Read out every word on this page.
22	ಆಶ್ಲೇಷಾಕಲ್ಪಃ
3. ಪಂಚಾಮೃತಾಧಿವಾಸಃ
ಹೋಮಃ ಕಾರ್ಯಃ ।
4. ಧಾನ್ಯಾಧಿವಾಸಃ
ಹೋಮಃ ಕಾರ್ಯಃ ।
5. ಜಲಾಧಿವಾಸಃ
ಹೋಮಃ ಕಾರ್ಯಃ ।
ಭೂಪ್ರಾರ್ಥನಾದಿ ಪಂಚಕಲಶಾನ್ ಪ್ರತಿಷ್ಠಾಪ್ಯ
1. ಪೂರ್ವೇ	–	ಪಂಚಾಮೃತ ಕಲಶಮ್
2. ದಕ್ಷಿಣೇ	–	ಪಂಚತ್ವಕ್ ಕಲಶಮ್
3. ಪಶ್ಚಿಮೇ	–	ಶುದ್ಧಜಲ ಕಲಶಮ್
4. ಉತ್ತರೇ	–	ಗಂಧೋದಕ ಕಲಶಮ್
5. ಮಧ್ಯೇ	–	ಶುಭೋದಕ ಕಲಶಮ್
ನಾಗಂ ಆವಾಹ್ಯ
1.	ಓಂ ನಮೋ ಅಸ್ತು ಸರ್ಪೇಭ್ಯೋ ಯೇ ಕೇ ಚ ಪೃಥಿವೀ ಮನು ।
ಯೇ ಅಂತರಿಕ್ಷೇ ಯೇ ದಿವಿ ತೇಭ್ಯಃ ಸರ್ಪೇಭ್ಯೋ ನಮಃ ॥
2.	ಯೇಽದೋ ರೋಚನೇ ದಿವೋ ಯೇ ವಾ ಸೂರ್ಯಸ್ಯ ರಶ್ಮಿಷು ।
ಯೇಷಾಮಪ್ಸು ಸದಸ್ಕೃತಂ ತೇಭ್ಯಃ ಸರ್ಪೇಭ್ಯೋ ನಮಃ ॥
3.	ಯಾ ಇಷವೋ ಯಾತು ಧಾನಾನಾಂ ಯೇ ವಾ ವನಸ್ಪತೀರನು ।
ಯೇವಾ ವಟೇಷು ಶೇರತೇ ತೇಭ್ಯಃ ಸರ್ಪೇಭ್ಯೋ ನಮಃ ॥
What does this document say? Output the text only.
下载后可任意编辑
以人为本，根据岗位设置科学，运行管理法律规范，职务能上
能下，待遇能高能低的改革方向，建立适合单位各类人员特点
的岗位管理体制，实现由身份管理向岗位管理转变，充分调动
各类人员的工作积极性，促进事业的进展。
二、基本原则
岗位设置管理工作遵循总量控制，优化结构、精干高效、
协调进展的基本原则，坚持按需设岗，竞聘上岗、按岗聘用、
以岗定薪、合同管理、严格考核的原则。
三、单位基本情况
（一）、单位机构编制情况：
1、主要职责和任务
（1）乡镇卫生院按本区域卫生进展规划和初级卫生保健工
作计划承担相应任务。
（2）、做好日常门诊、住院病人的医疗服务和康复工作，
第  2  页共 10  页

→ **The exercise**
Above are the records; retype them all without a single difference.

→ **Full answer**
Read out every word on this page.
22	ಆಶ್ಲೇಷಾಕಲ್ಪಃ
3. ಪಂಚಾಮೃತಾಧಿವಾಸಃ
ಹೋಮಃ ಕಾರ್ಯಃ ।
4. ಧಾನ್ಯಾಧಿವಾಸಃ
ಹೋಮಃ ಕಾರ್ಯಃ ।
5. ಜಲಾಧಿವಾಸಃ
ಹೋಮಃ ಕಾರ್ಯಃ ।
ಭೂಪ್ರಾರ್ಥನಾದಿ ಪಂಚಕಲಶಾನ್ ಪ್ರತಿಷ್ಠಾಪ್ಯ
1. ಪೂರ್ವೇ	–	ಪಂಚಾಮೃತ ಕಲಶಮ್
2. ದಕ್ಷಿಣೇ	–	ಪಂಚತ್ವಕ್ ಕಲಶಮ್
3. ಪಶ್ಚಿಮೇ	–	ಶುದ್ಧಜಲ ಕಲಶಮ್
4. ಉತ್ತರೇ	–	ಗಂಧೋದಕ ಕಲಶಮ್
5. ಮಧ್ಯೇ	–	ಶುಭೋದಕ ಕಲಶಮ್
ನಾಗಂ ಆವಾಹ್ಯ
1.	ಓಂ ನಮೋ ಅಸ್ತು ಸರ್ಪೇಭ್ಯೋ ಯೇ ಕೇ ಚ ಪೃಥಿವೀ ಮನು ।
ಯೇ ಅಂತರಿಕ್ಷೇ ಯೇ ದಿವಿ ತೇಭ್ಯಃ ಸರ್ಪೇಭ್ಯೋ ನಮಃ ॥
2.	ಯೇಽದೋ ರೋಚನೇ ದಿವೋ ಯೇ ವಾ ಸೂರ್ಯಸ್ಯ ರಶ್ಮಿಷು ।
ಯೇಷಾಮಪ್ಸು ಸದಸ್ಕೃತಂ ತೇಭ್ಯಃ ಸರ್ಪೇಭ್ಯೋ ನಮಃ ॥
3.	ಯಾ ಇಷವೋ ಯಾತು ಧಾನಾನಾಂ ಯೇ ವಾ ವನಸ್ಪತೀರನು ।
ಯೇವಾ ವಟೇಷು ಶೇರತೇ ತೇಭ್ಯಃ ಸರ್ಪೇಭ್ಯೋ ನಮಃ ॥
What does this document say? Output the text only.
下载后可任意编辑
以人为本，根据岗位设置科学，运行管理法律规范，职务能上
能下，待遇能高能低的改革方向，建立适合单位各类人员特点
的岗位管理体制，实现由身份管理向岗位管理转变，充分调动
各类人员的工作积极性，促进事业的进展。
二、基本原则
岗位设置管理工作遵循总量控制，优化结构、精干高效、
协调进展的基本原则，坚持按需设岗，竞聘上岗、按岗聘用、
以岗定薪、合同管理、严格考核的原则。
三、单位基本情况
（一）、单位机构编制情况：
1、主要职责和任务
（1）乡镇卫生院按本区域卫生进展规划和初级卫生保健工
作计划承担相应任务。
（2）、做好日常门诊、住院病人的医疗服务和康复工作，
第  2  页共 10  页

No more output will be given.